> Short task: Collect every line in the records below that contains the word "content".
>> begin Given entries
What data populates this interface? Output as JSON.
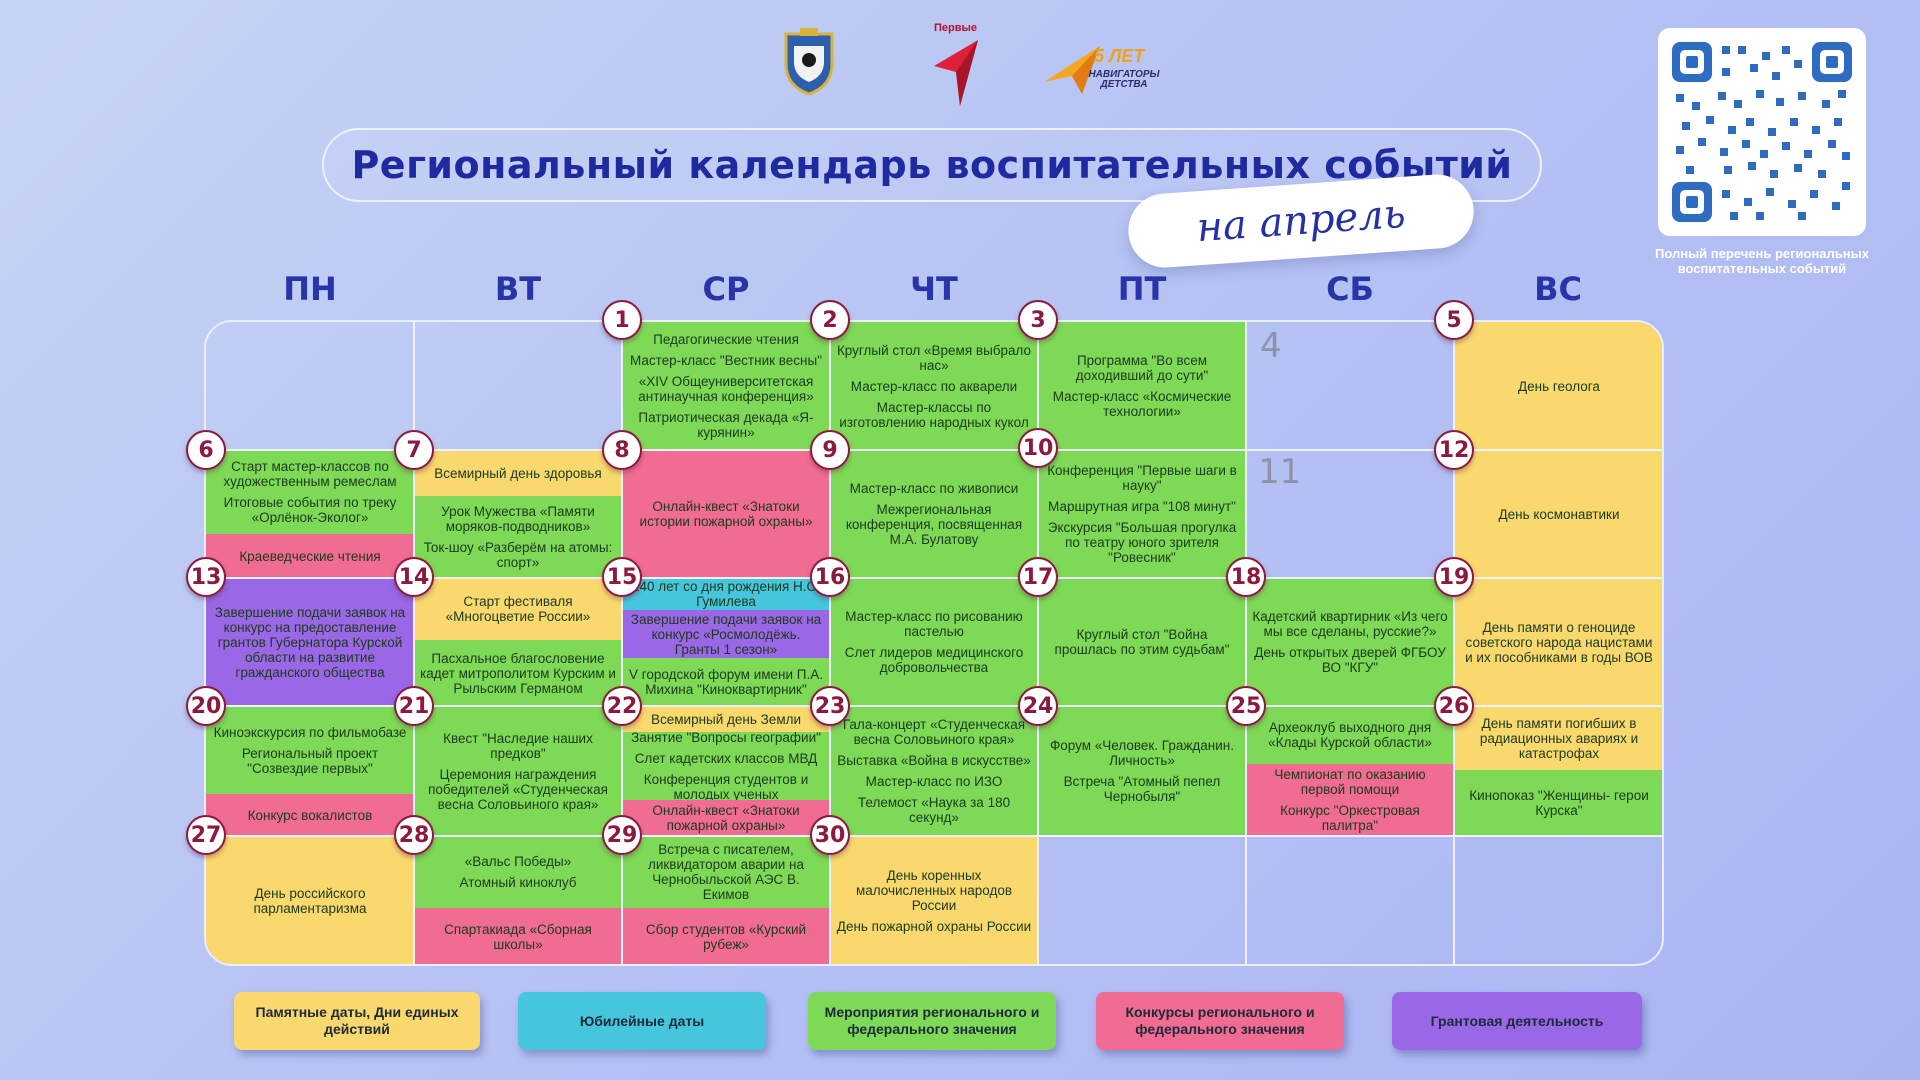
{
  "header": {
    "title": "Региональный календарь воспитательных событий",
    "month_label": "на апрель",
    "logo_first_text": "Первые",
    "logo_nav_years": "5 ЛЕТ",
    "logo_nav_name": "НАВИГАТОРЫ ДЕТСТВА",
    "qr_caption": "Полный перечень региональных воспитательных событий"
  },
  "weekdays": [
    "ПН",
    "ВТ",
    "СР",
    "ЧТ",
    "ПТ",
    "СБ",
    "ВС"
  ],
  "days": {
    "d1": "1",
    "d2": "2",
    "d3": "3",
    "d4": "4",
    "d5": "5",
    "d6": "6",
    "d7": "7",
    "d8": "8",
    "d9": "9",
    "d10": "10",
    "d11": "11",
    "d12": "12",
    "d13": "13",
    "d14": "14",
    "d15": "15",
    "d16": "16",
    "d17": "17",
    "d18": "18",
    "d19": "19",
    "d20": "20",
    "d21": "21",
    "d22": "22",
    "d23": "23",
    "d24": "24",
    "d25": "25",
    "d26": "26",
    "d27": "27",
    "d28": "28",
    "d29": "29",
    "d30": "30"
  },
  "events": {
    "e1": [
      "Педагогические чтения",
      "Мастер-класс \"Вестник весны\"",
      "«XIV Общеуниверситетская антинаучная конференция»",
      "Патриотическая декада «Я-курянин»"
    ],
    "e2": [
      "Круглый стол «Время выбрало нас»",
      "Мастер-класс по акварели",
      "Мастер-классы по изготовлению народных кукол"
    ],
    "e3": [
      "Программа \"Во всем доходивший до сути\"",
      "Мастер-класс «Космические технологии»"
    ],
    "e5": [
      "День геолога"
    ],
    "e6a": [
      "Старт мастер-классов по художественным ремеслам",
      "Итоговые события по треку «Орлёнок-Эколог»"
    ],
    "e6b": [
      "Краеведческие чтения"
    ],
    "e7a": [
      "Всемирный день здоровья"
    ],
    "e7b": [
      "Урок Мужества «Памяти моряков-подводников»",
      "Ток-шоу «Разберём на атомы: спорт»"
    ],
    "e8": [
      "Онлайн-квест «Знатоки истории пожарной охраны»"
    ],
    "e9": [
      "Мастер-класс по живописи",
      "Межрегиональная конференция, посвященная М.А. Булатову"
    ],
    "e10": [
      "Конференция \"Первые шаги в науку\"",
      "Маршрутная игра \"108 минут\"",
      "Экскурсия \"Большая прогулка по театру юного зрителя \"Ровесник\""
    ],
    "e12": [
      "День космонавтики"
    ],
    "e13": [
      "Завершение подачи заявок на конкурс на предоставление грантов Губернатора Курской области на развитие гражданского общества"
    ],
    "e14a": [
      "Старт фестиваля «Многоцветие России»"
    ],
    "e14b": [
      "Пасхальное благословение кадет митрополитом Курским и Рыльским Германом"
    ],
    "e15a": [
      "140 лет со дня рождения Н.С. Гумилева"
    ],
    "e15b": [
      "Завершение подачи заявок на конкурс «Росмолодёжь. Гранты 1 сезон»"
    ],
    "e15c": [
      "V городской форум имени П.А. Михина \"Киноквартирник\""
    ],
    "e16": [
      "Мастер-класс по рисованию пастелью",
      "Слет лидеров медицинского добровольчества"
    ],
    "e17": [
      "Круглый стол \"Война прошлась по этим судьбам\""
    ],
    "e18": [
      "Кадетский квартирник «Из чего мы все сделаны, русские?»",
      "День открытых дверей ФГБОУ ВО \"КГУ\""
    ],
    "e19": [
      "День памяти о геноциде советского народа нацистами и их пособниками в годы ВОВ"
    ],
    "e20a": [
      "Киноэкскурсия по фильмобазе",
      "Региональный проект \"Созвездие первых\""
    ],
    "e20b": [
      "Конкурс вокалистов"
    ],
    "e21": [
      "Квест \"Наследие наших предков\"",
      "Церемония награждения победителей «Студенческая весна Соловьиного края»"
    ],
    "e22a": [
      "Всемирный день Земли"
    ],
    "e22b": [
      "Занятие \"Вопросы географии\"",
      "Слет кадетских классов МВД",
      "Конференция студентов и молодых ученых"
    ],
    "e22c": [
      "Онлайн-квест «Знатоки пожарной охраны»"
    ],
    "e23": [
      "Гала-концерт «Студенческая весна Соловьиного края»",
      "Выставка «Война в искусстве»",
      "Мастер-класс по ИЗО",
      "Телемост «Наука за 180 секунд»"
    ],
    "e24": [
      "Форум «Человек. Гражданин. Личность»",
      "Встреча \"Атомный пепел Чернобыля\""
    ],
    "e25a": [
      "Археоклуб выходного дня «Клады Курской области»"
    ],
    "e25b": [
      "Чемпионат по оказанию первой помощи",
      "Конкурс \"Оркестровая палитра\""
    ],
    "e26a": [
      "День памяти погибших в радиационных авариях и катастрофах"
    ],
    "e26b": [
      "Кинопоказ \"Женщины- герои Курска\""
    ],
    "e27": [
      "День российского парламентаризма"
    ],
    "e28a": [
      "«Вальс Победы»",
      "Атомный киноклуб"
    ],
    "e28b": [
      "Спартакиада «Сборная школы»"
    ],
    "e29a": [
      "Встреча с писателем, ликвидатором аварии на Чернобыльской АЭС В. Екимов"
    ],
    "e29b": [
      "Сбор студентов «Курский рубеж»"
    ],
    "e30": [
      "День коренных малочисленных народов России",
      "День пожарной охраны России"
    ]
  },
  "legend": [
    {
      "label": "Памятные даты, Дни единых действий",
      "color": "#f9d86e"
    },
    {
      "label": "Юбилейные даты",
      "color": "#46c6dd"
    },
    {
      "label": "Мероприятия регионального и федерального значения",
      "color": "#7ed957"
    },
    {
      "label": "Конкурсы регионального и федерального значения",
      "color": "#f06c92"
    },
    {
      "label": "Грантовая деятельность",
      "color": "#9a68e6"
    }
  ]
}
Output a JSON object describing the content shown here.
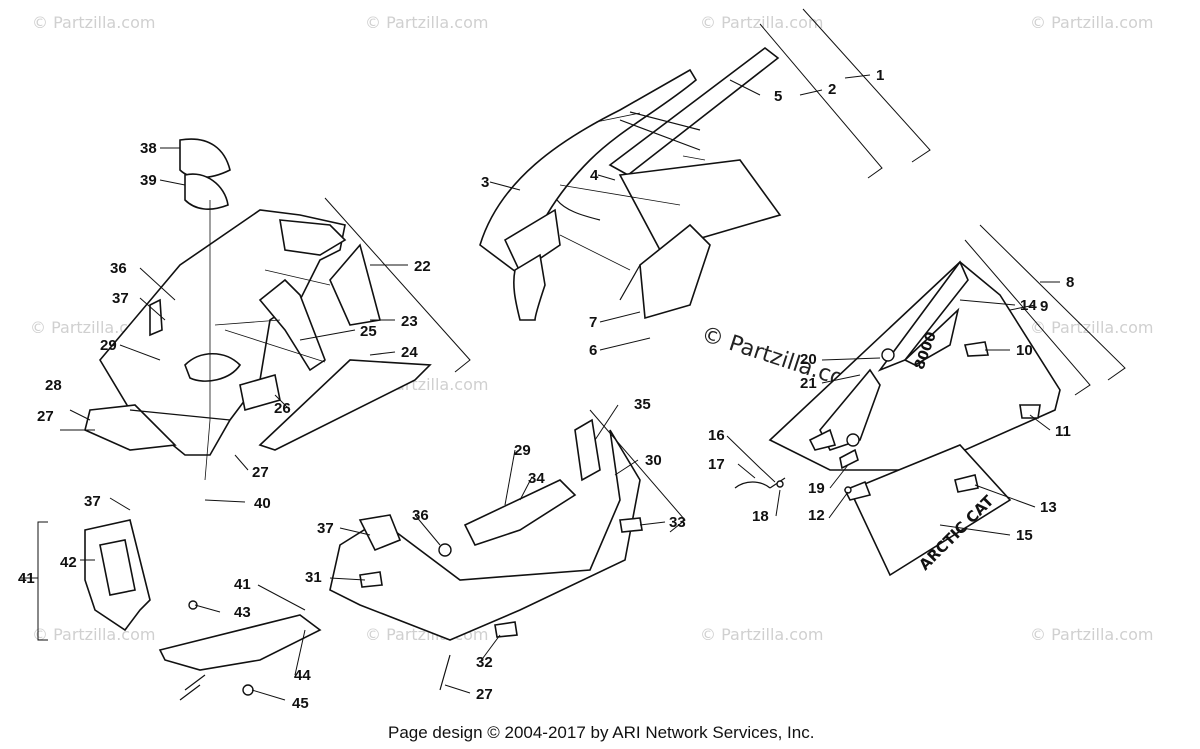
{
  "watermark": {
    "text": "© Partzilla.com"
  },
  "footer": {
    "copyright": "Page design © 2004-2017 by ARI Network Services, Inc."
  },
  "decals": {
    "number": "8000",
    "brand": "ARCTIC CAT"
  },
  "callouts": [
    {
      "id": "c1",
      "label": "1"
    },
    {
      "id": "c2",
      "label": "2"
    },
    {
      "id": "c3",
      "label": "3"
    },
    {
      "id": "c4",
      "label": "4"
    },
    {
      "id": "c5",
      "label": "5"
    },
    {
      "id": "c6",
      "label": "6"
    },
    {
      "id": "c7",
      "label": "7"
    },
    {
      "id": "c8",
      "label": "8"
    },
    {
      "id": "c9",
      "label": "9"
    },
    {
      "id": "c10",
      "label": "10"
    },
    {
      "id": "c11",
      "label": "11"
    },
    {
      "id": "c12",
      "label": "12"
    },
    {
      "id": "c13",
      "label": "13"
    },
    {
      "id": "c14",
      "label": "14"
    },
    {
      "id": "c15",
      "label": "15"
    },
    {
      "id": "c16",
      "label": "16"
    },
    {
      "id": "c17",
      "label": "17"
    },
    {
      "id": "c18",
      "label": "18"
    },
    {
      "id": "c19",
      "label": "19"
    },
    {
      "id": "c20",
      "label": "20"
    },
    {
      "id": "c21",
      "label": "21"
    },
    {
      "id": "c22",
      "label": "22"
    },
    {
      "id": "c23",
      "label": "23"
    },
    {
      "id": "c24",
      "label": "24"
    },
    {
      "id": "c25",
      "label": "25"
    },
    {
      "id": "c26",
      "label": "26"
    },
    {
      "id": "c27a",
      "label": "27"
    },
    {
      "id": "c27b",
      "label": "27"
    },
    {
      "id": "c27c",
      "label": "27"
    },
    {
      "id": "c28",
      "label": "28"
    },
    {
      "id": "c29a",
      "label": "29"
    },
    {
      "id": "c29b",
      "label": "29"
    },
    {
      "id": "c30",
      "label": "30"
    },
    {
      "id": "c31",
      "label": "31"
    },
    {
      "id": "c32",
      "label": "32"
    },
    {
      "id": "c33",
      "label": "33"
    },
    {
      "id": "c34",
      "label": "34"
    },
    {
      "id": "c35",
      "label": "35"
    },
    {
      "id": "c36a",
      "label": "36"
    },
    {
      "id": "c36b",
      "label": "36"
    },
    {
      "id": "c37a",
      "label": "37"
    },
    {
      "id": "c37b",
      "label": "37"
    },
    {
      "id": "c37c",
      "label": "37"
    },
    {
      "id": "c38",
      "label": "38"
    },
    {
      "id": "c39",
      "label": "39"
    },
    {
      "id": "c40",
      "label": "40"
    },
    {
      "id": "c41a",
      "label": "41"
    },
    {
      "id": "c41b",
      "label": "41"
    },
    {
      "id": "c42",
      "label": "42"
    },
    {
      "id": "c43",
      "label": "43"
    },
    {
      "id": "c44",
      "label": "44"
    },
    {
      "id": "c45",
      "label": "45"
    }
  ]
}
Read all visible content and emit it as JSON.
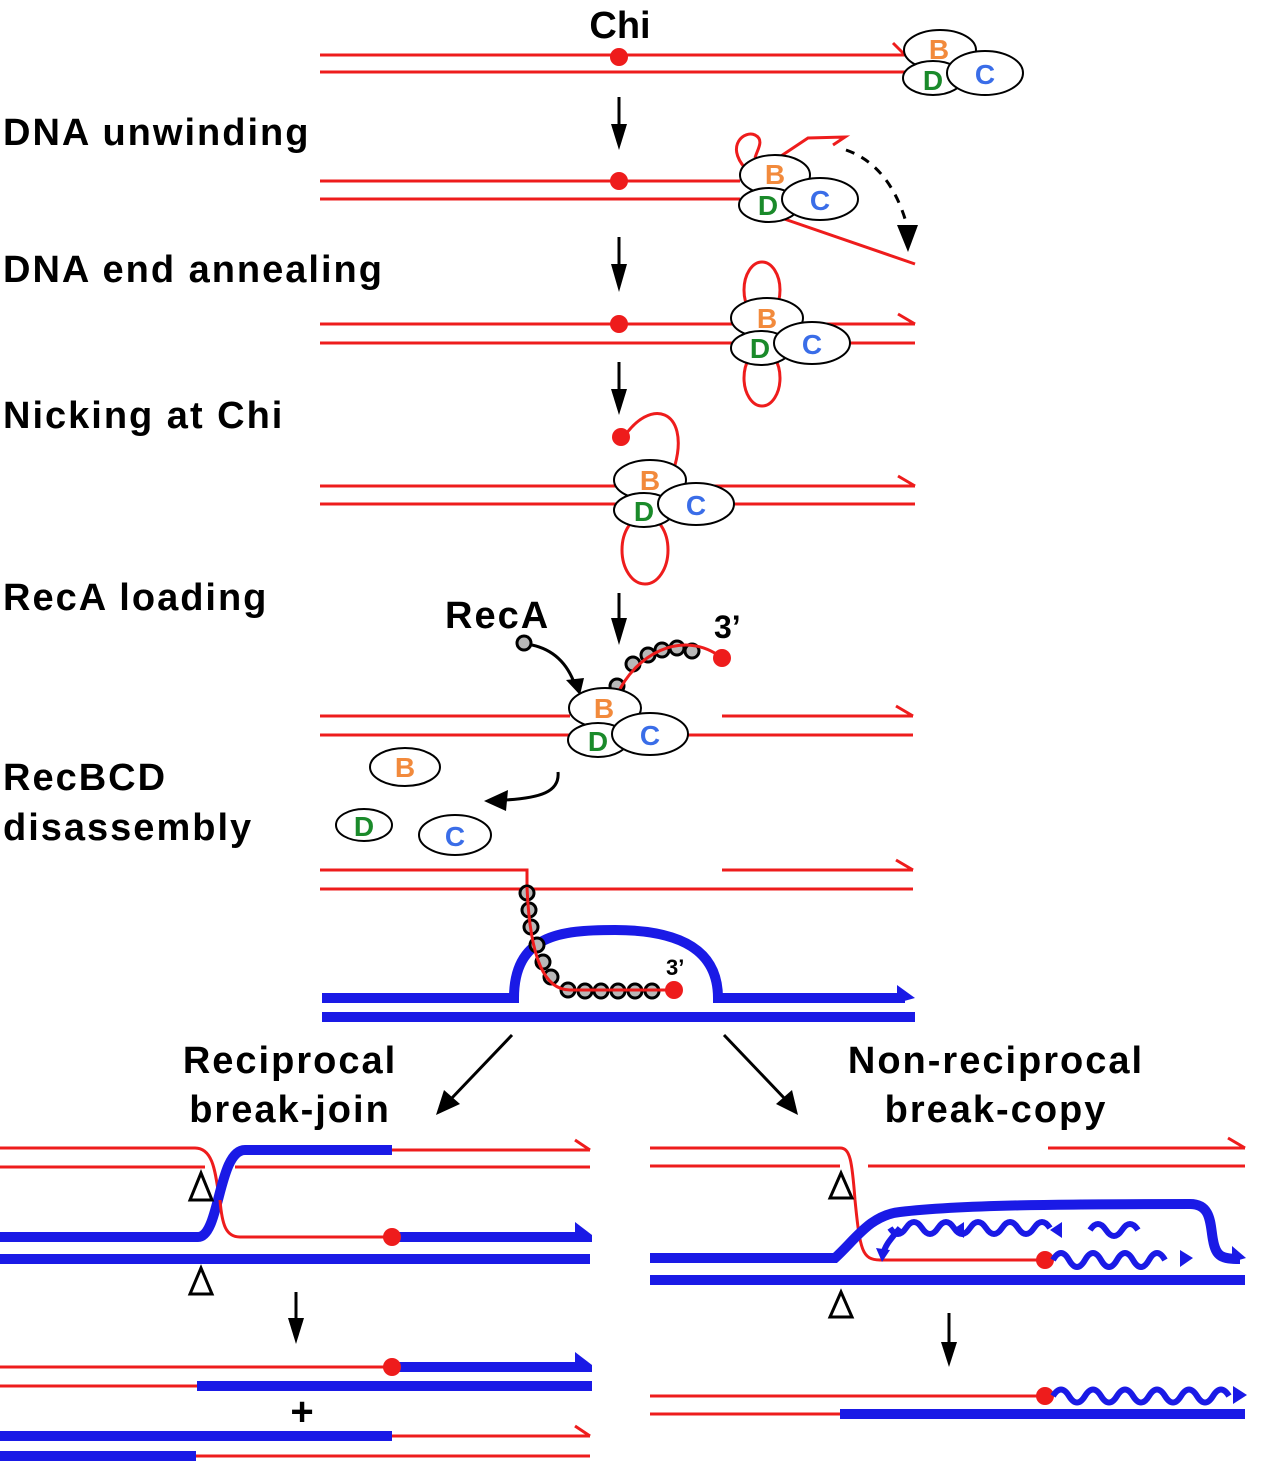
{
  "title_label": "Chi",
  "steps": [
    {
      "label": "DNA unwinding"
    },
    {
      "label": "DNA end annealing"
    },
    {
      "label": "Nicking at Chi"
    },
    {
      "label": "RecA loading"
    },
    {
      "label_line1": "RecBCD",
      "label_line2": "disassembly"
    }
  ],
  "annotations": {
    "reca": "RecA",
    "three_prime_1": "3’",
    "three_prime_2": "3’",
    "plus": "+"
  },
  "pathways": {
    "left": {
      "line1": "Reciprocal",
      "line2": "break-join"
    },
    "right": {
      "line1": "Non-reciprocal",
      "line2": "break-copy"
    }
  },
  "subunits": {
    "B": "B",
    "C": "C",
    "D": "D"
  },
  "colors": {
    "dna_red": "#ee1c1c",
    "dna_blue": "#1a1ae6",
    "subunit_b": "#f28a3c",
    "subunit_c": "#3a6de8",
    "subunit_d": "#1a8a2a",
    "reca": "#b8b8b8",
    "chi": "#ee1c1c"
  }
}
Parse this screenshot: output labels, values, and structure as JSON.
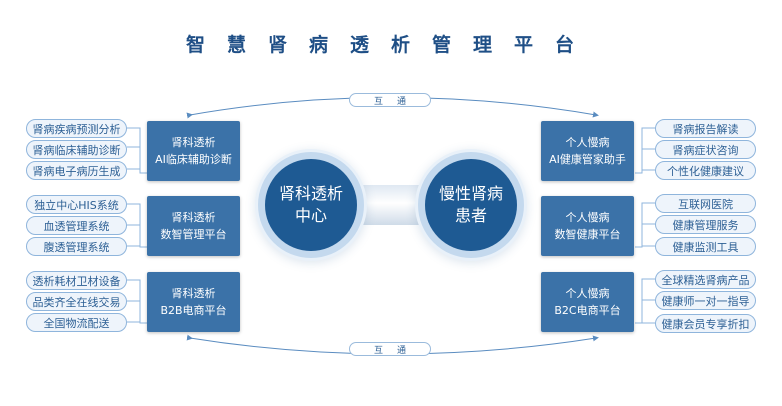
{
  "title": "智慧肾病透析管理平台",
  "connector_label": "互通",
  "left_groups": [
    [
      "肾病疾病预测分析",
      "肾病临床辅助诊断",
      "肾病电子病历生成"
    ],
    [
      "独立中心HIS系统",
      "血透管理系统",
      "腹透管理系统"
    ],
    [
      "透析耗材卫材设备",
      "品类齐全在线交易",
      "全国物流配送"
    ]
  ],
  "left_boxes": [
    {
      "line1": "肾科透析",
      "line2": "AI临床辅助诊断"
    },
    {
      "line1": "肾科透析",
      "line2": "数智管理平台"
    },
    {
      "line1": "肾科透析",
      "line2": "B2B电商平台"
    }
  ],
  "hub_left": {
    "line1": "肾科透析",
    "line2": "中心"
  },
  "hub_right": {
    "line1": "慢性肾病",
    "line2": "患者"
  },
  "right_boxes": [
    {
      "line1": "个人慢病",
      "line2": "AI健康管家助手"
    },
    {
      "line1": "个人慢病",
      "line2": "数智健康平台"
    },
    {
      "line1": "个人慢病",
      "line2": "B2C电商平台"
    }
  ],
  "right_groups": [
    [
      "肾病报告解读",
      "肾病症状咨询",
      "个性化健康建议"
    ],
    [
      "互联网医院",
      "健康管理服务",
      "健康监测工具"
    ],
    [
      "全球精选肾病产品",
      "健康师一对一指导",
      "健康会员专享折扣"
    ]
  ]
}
>> end Given entries
> Exercise output:
Output a JSON object describing the content shown here.
Read all visible content and emit it as JSON.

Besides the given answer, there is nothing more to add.